Begin
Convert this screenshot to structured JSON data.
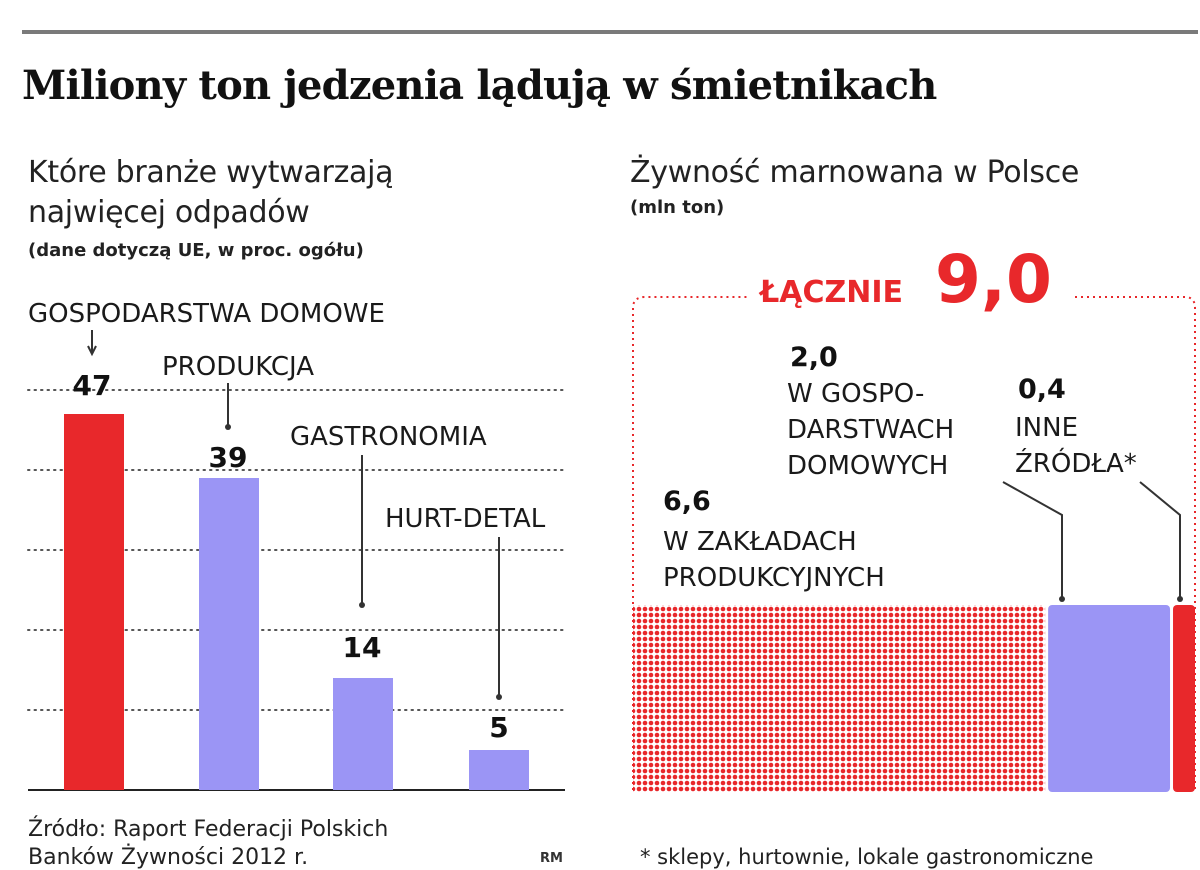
{
  "title": "Miliony ton jedzenia lądują w śmietnikach",
  "left_chart": {
    "subtitle_line1": "Które branże wytwarzają",
    "subtitle_line2": "najwięcej odpadów",
    "note": "(dane dotyczą UE, w proc. ogółu)"
  },
  "right_chart": {
    "subtitle": "Żywność marnowana w Polsce",
    "note": "(mln ton)",
    "total_label": "ŁĄCZNIE",
    "total_value": "9,0"
  },
  "chart_data": [
    {
      "type": "bar",
      "categories": [
        "GOSPODARSTWA  DOMOWE",
        "PRODUKCJA",
        "GASTRONOMIA",
        "HURT-DETAL"
      ],
      "values": [
        47,
        39,
        14,
        5
      ],
      "value_labels": [
        "47",
        "39",
        "14",
        "5"
      ],
      "colors": [
        "#e8282b",
        "#9b95f5",
        "#9b95f5",
        "#9b95f5"
      ],
      "ylim": [
        0,
        50
      ],
      "grid": true
    },
    {
      "type": "bar",
      "orientation": "stacked-horizontal",
      "total": 9.0,
      "segments": [
        {
          "value": 6.6,
          "value_label": "6,6",
          "label_lines": [
            "W ZAKŁADACH",
            "PRODUKCYJNYCH"
          ],
          "color": "#e8282b",
          "pattern": "dotted"
        },
        {
          "value": 2.0,
          "value_label": "2,0",
          "label_lines": [
            "W GOSPO-",
            "DARSTWACH",
            "DOMOWYCH"
          ],
          "color": "#9b95f5"
        },
        {
          "value": 0.4,
          "value_label": "0,4",
          "label_lines": [
            "INNE",
            "ŹRÓDŁA*"
          ],
          "color": "#e8282b"
        }
      ]
    }
  ],
  "footer": {
    "source_line1": "Źródło: Raport Federacji Polskich",
    "source_line2": "Banków Żywności 2012 r.",
    "credit": "RM",
    "footnote": "* sklepy, hurtownie, lokale gastronomiczne"
  }
}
End
_WRITTEN REQUEST_. Omit the pictures. Transcribe every record exactly.

_REPLY_.
Convert this screenshot to structured JSON data.
{
  "title": "Miliony ton jedzenia lądują w śmietnikach",
  "left_chart": {
    "subtitle_line1": "Które branże wytwarzają",
    "subtitle_line2": "najwięcej odpadów",
    "note": "(dane dotyczą UE, w proc. ogółu)"
  },
  "right_chart": {
    "subtitle": "Żywność marnowana w Polsce",
    "note": "(mln ton)",
    "total_label": "ŁĄCZNIE",
    "total_value": "9,0"
  },
  "chart_data": [
    {
      "type": "bar",
      "categories": [
        "GOSPODARSTWA  DOMOWE",
        "PRODUKCJA",
        "GASTRONOMIA",
        "HURT-DETAL"
      ],
      "values": [
        47,
        39,
        14,
        5
      ],
      "value_labels": [
        "47",
        "39",
        "14",
        "5"
      ],
      "colors": [
        "#e8282b",
        "#9b95f5",
        "#9b95f5",
        "#9b95f5"
      ],
      "ylim": [
        0,
        50
      ],
      "grid": true
    },
    {
      "type": "bar",
      "orientation": "stacked-horizontal",
      "total": 9.0,
      "segments": [
        {
          "value": 6.6,
          "value_label": "6,6",
          "label_lines": [
            "W ZAKŁADACH",
            "PRODUKCYJNYCH"
          ],
          "color": "#e8282b",
          "pattern": "dotted"
        },
        {
          "value": 2.0,
          "value_label": "2,0",
          "label_lines": [
            "W GOSPO-",
            "DARSTWACH",
            "DOMOWYCH"
          ],
          "color": "#9b95f5"
        },
        {
          "value": 0.4,
          "value_label": "0,4",
          "label_lines": [
            "INNE",
            "ŹRÓDŁA*"
          ],
          "color": "#e8282b"
        }
      ]
    }
  ],
  "footer": {
    "source_line1": "Źródło: Raport Federacji Polskich",
    "source_line2": "Banków Żywności 2012 r.",
    "credit": "RM",
    "footnote": "* sklepy, hurtownie, lokale gastronomiczne"
  }
}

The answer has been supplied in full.